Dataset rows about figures
• • • • • • •
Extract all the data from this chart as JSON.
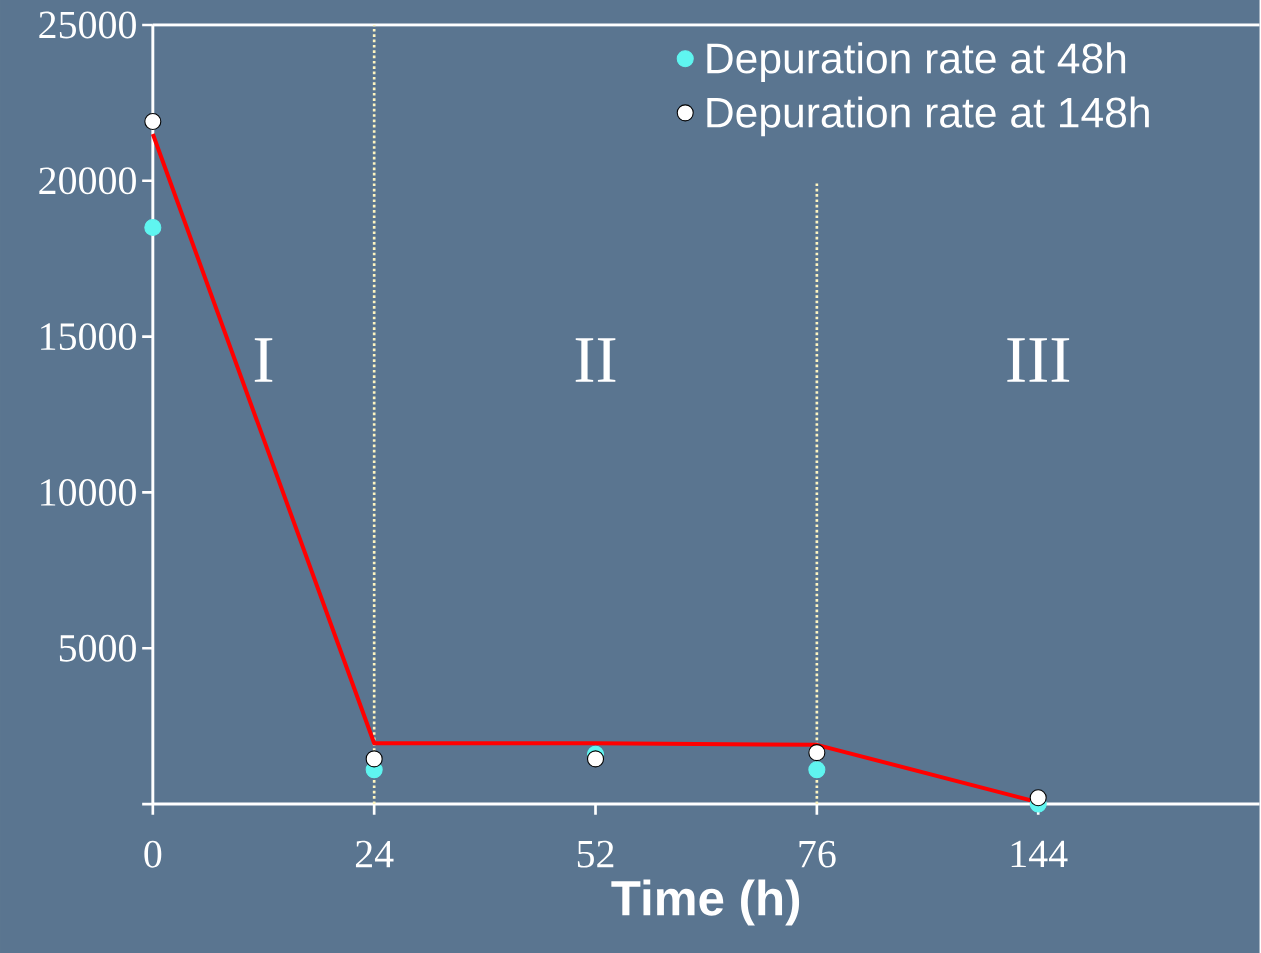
{
  "chart_data": {
    "type": "scatter",
    "xlabel": "Time (h)",
    "categories": [
      "0",
      "24",
      "52",
      "76",
      "144"
    ],
    "series": [
      {
        "name": "Depuration rate at 48h",
        "marker": "circle",
        "color": "#5ff5f0",
        "values": [
          18500,
          1100,
          1600,
          1100,
          0
        ]
      },
      {
        "name": "Depuration rate at 148h",
        "marker": "circle",
        "color": "#ffffff",
        "values": [
          21900,
          1450,
          1450,
          1650,
          200
        ]
      },
      {
        "type": "line",
        "marker": "none",
        "color": "#ff0000",
        "values": [
          21500,
          1950,
          1950,
          1900,
          60
        ]
      }
    ],
    "ylim": [
      0,
      25000
    ],
    "yticks": [
      {
        "value": 0,
        "label": null
      },
      5000,
      10000,
      15000,
      20000,
      25000
    ],
    "ref_lines": [
      {
        "axis": "x",
        "value": "24",
        "color": "#fff5c0",
        "line_style": "dotted"
      },
      {
        "axis": "x",
        "value": "76",
        "color": "#fff5c0",
        "line_style": "dotted"
      }
    ],
    "annotations": [
      "I",
      "II",
      "III"
    ],
    "legend": "top right",
    "grid": false
  }
}
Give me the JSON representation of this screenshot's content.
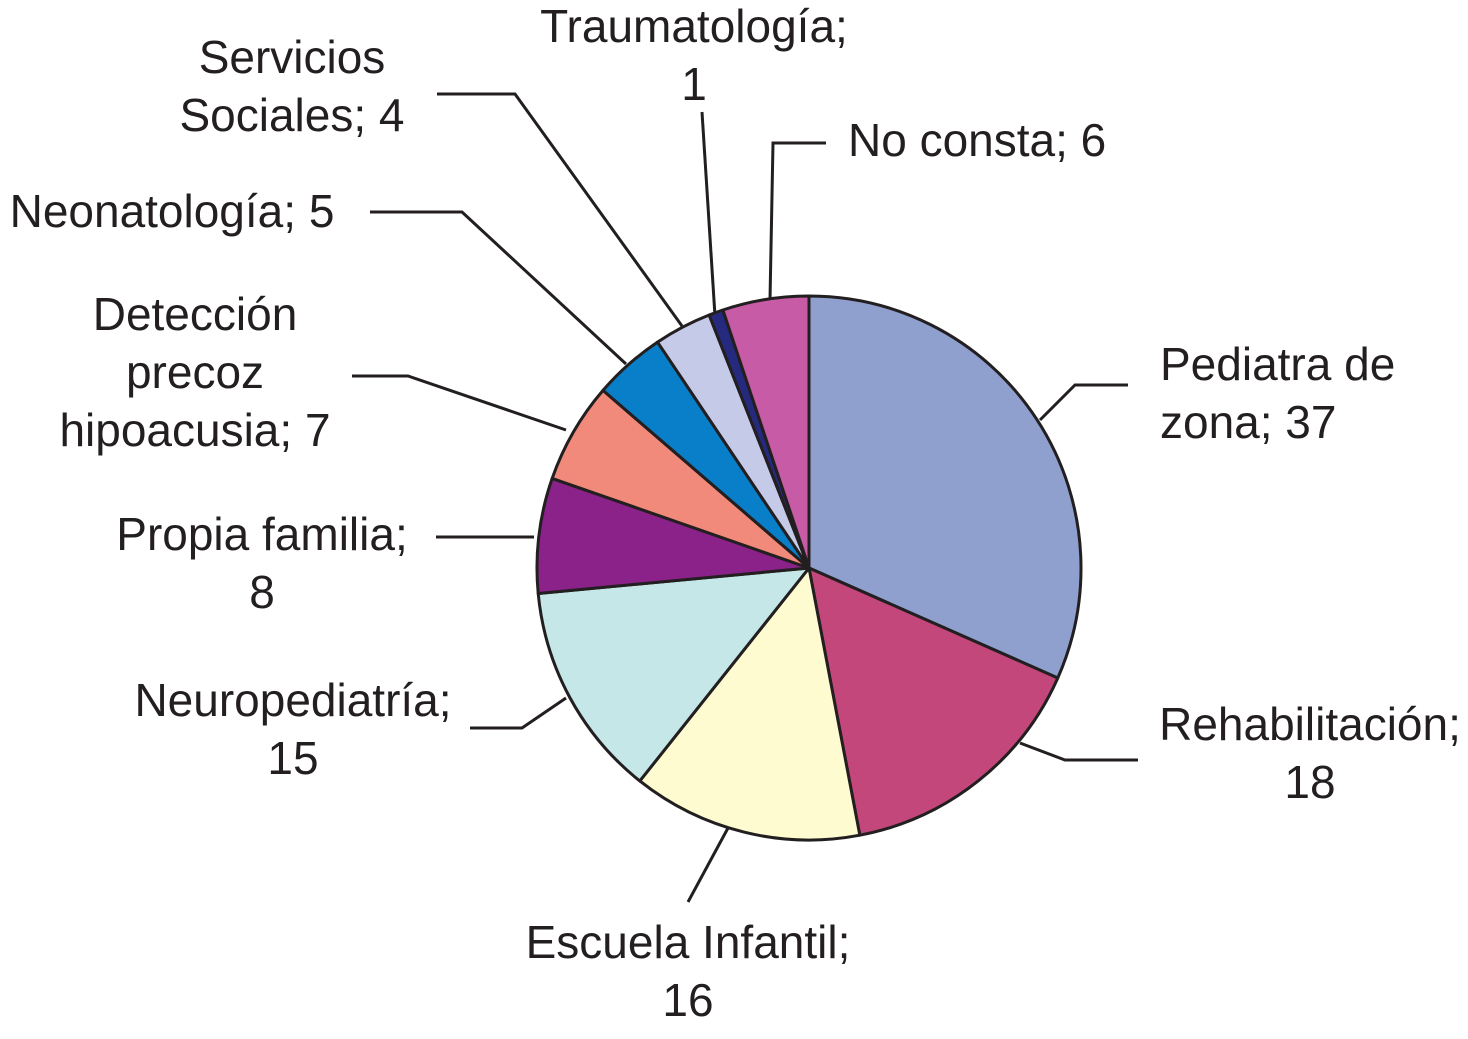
{
  "chart_data": {
    "type": "pie",
    "title": "",
    "start": "12 o'clock",
    "direction": "clockwise",
    "slices": [
      {
        "name": "Pediatra de zona",
        "value": 37,
        "color": "#8f9fce",
        "label": [
          "Pediatra de",
          "zona; 37"
        ]
      },
      {
        "name": "Rehabilitación",
        "value": 18,
        "color": "#c4477c",
        "label": [
          "Rehabilitación;",
          "18"
        ]
      },
      {
        "name": "Escuela Infantil",
        "value": 16,
        "color": "#fdfbcf",
        "label": [
          "Escuela Infantil;",
          "16"
        ]
      },
      {
        "name": "Neuropediatría",
        "value": 15,
        "color": "#c5e7e7",
        "label": [
          "Neuropediatría;",
          "15"
        ]
      },
      {
        "name": "Propia familia",
        "value": 8,
        "color": "#8b2289",
        "label": [
          "Propia familia;",
          "8"
        ]
      },
      {
        "name": "Detección precoz hipoacusia",
        "value": 7,
        "color": "#f28a7c",
        "label": [
          "Detección",
          "precoz",
          "hipoacusia; 7"
        ]
      },
      {
        "name": "Neonatología",
        "value": 5,
        "color": "#0a7fc9",
        "label": [
          "Neonatología; 5"
        ]
      },
      {
        "name": "Servicios Sociales",
        "value": 4,
        "color": "#c5cae9",
        "label": [
          "Servicios",
          "Sociales; 4"
        ]
      },
      {
        "name": "Traumatología",
        "value": 1,
        "color": "#252a7e",
        "label": [
          "Traumatología;",
          "1"
        ]
      },
      {
        "name": "No consta",
        "value": 6,
        "color": "#c75ba6",
        "label": [
          "No consta; 6"
        ]
      }
    ]
  }
}
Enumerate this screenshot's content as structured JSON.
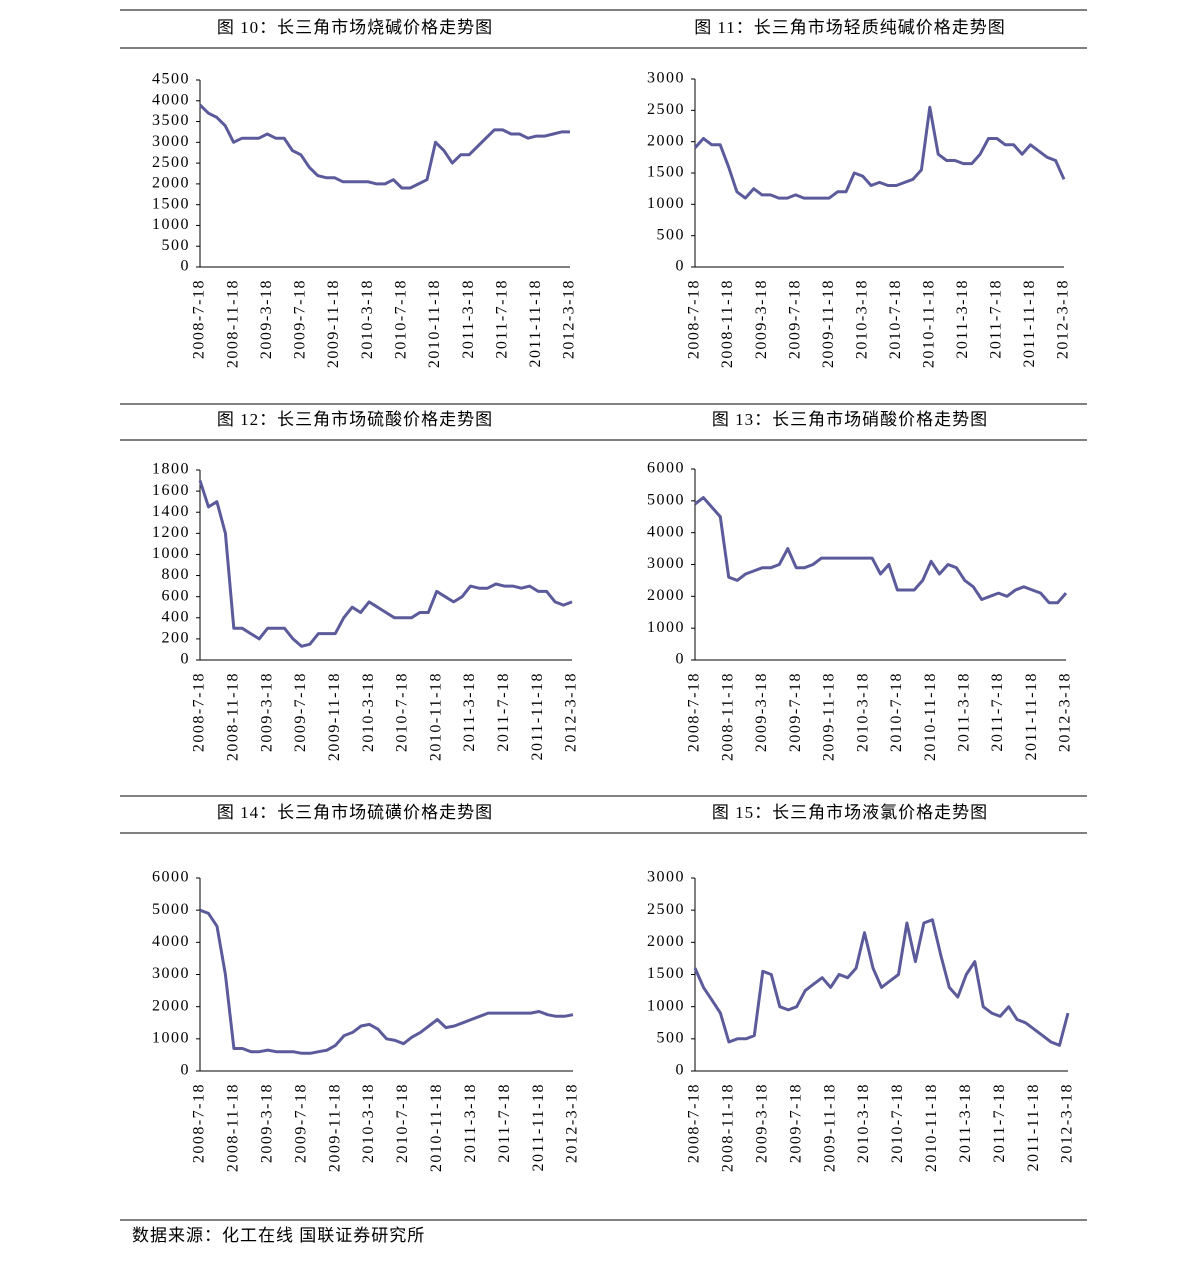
{
  "source": "数据来源：化工在线 国联证券研究所",
  "chart_data": [
    {
      "type": "line",
      "title": "图 10：长三角市场烧碱价格走势图",
      "categories": [
        "2008-7-18",
        null,
        null,
        null,
        "2008-11-18",
        null,
        null,
        null,
        "2009-3-18",
        null,
        null,
        null,
        "2009-7-18",
        null,
        null,
        null,
        "2009-11-18",
        null,
        null,
        null,
        "2010-3-18",
        null,
        null,
        null,
        "2010-7-18",
        null,
        null,
        null,
        "2010-11-18",
        null,
        null,
        null,
        "2011-3-18",
        null,
        null,
        null,
        "2011-7-18",
        null,
        null,
        null,
        "2011-11-18",
        null,
        null,
        null,
        "2012-3-18"
      ],
      "values": [
        3900,
        3700,
        3600,
        3400,
        3000,
        3100,
        3100,
        3100,
        3200,
        3100,
        3100,
        2800,
        2700,
        2400,
        2200,
        2150,
        2150,
        2050,
        2050,
        2050,
        2050,
        2000,
        2000,
        2100,
        1900,
        1900,
        2000,
        2100,
        3000,
        2800,
        2500,
        2700,
        2700,
        2900,
        3100,
        3300,
        3300,
        3200,
        3200,
        3100,
        3150,
        3150,
        3200,
        3250,
        3250
      ],
      "color": "#5b5b9b",
      "ylim": [
        0,
        4500
      ],
      "yticks": [
        0,
        500,
        1000,
        1500,
        2000,
        2500,
        3000,
        3500,
        4000,
        4500
      ]
    },
    {
      "type": "line",
      "title": "图 11：长三角市场轻质纯碱价格走势图",
      "categories": [
        "2008-7-18",
        null,
        null,
        null,
        "2008-11-18",
        null,
        null,
        null,
        "2009-3-18",
        null,
        null,
        null,
        "2009-7-18",
        null,
        null,
        null,
        "2009-11-18",
        null,
        null,
        null,
        "2010-3-18",
        null,
        null,
        null,
        "2010-7-18",
        null,
        null,
        null,
        "2010-11-18",
        null,
        null,
        null,
        "2011-3-18",
        null,
        null,
        null,
        "2011-7-18",
        null,
        null,
        null,
        "2011-11-18",
        null,
        null,
        null,
        "2012-3-18"
      ],
      "values": [
        1900,
        2050,
        1950,
        1950,
        1600,
        1200,
        1100,
        1250,
        1150,
        1150,
        1100,
        1100,
        1150,
        1100,
        1100,
        1100,
        1100,
        1200,
        1200,
        1500,
        1450,
        1300,
        1350,
        1300,
        1300,
        1350,
        1400,
        1550,
        2550,
        1800,
        1700,
        1700,
        1650,
        1650,
        1800,
        2050,
        2050,
        1950,
        1950,
        1800,
        1950,
        1850,
        1750,
        1700,
        1400
      ],
      "color": "#5b5b9b",
      "ylim": [
        0,
        3000
      ],
      "yticks": [
        0,
        500,
        1000,
        1500,
        2000,
        2500,
        3000
      ]
    },
    {
      "type": "line",
      "title": "图 12：长三角市场硫酸价格走势图",
      "categories": [
        "2008-7-18",
        null,
        null,
        null,
        "2008-11-18",
        null,
        null,
        null,
        "2009-3-18",
        null,
        null,
        null,
        "2009-7-18",
        null,
        null,
        null,
        "2009-11-18",
        null,
        null,
        null,
        "2010-3-18",
        null,
        null,
        null,
        "2010-7-18",
        null,
        null,
        null,
        "2010-11-18",
        null,
        null,
        null,
        "2011-3-18",
        null,
        null,
        null,
        "2011-7-18",
        null,
        null,
        null,
        "2011-11-18",
        null,
        null,
        null,
        "2012-3-18"
      ],
      "values": [
        1700,
        1450,
        1500,
        1200,
        300,
        300,
        250,
        200,
        300,
        300,
        300,
        200,
        130,
        150,
        250,
        250,
        250,
        400,
        500,
        450,
        550,
        500,
        450,
        400,
        400,
        400,
        450,
        450,
        650,
        600,
        550,
        600,
        700,
        680,
        680,
        720,
        700,
        700,
        680,
        700,
        650,
        650,
        550,
        520,
        550
      ],
      "color": "#5b5b9b",
      "ylim": [
        0,
        1800
      ],
      "yticks": [
        0,
        200,
        400,
        600,
        800,
        1000,
        1200,
        1400,
        1600,
        1800
      ]
    },
    {
      "type": "line",
      "title": "图 13：长三角市场硝酸价格走势图",
      "categories": [
        "2008-7-18",
        null,
        null,
        null,
        "2008-11-18",
        null,
        null,
        null,
        "2009-3-18",
        null,
        null,
        null,
        "2009-7-18",
        null,
        null,
        null,
        "2009-11-18",
        null,
        null,
        null,
        "2010-3-18",
        null,
        null,
        null,
        "2010-7-18",
        null,
        null,
        null,
        "2010-11-18",
        null,
        null,
        null,
        "2011-3-18",
        null,
        null,
        null,
        "2011-7-18",
        null,
        null,
        null,
        "2011-11-18",
        null,
        null,
        null,
        "2012-3-18"
      ],
      "values": [
        4900,
        5100,
        4800,
        4500,
        2600,
        2500,
        2700,
        2800,
        2900,
        2900,
        3000,
        3500,
        2900,
        2900,
        3000,
        3200,
        3200,
        3200,
        3200,
        3200,
        3200,
        3200,
        2700,
        3000,
        2200,
        2200,
        2200,
        2500,
        3100,
        2700,
        3000,
        2900,
        2500,
        2300,
        1900,
        2000,
        2100,
        2000,
        2200,
        2300,
        2200,
        2100,
        1800,
        1800,
        2100
      ],
      "color": "#5b5b9b",
      "ylim": [
        0,
        6000
      ],
      "yticks": [
        0,
        1000,
        2000,
        3000,
        4000,
        5000,
        6000
      ]
    },
    {
      "type": "line",
      "title": "图 14：长三角市场硫磺价格走势图",
      "categories": [
        "2008-7-18",
        null,
        null,
        null,
        "2008-11-18",
        null,
        null,
        null,
        "2009-3-18",
        null,
        null,
        null,
        "2009-7-18",
        null,
        null,
        null,
        "2009-11-18",
        null,
        null,
        null,
        "2010-3-18",
        null,
        null,
        null,
        "2010-7-18",
        null,
        null,
        null,
        "2010-11-18",
        null,
        null,
        null,
        "2011-3-18",
        null,
        null,
        null,
        "2011-7-18",
        null,
        null,
        null,
        "2011-11-18",
        null,
        null,
        null,
        "2012-3-18"
      ],
      "values": [
        5000,
        4900,
        4500,
        3000,
        700,
        700,
        600,
        600,
        650,
        600,
        600,
        600,
        550,
        550,
        600,
        650,
        800,
        1100,
        1200,
        1400,
        1450,
        1300,
        1000,
        950,
        850,
        1050,
        1200,
        1400,
        1600,
        1350,
        1400,
        1500,
        1600,
        1700,
        1800,
        1800,
        1800,
        1800,
        1800,
        1800,
        1850,
        1750,
        1700,
        1700,
        1750
      ],
      "color": "#5b5b9b",
      "ylim": [
        0,
        6000
      ],
      "yticks": [
        0,
        1000,
        2000,
        3000,
        4000,
        5000,
        6000
      ]
    },
    {
      "type": "line",
      "title": "图 15：长三角市场液氯价格走势图",
      "categories": [
        "2008-7-18",
        null,
        null,
        null,
        "2008-11-18",
        null,
        null,
        null,
        "2009-3-18",
        null,
        null,
        null,
        "2009-7-18",
        null,
        null,
        null,
        "2009-11-18",
        null,
        null,
        null,
        "2010-3-18",
        null,
        null,
        null,
        "2010-7-18",
        null,
        null,
        null,
        "2010-11-18",
        null,
        null,
        null,
        "2011-3-18",
        null,
        null,
        null,
        "2011-7-18",
        null,
        null,
        null,
        "2011-11-18",
        null,
        null,
        null,
        "2012-3-18"
      ],
      "values": [
        1600,
        1300,
        1100,
        900,
        450,
        500,
        500,
        550,
        1550,
        1500,
        1000,
        950,
        1000,
        1250,
        1350,
        1450,
        1300,
        1500,
        1450,
        1600,
        2150,
        1600,
        1300,
        1400,
        1500,
        2300,
        1700,
        2300,
        2350,
        1800,
        1300,
        1150,
        1500,
        1700,
        1000,
        900,
        850,
        1000,
        800,
        750,
        650,
        550,
        450,
        400,
        900
      ],
      "color": "#5b5b9b",
      "ylim": [
        0,
        3000
      ],
      "yticks": [
        0,
        500,
        1000,
        1500,
        2000,
        2500,
        3000
      ]
    }
  ]
}
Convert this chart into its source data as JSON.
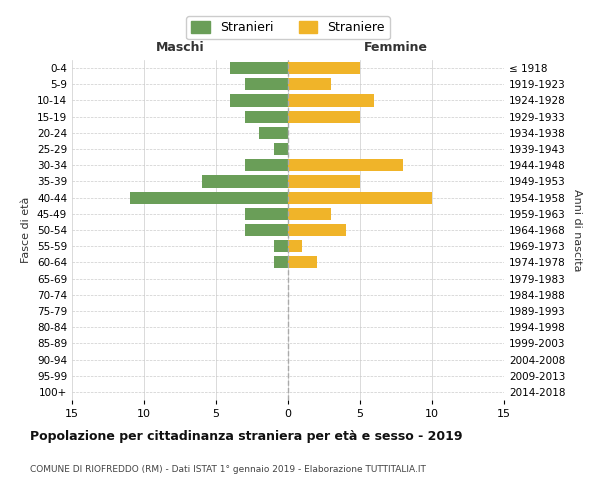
• • • • • • •
#### What the task requires
Reply with nothing but the number of lines that contain the word "Rehabilitación".

#### Final answer
2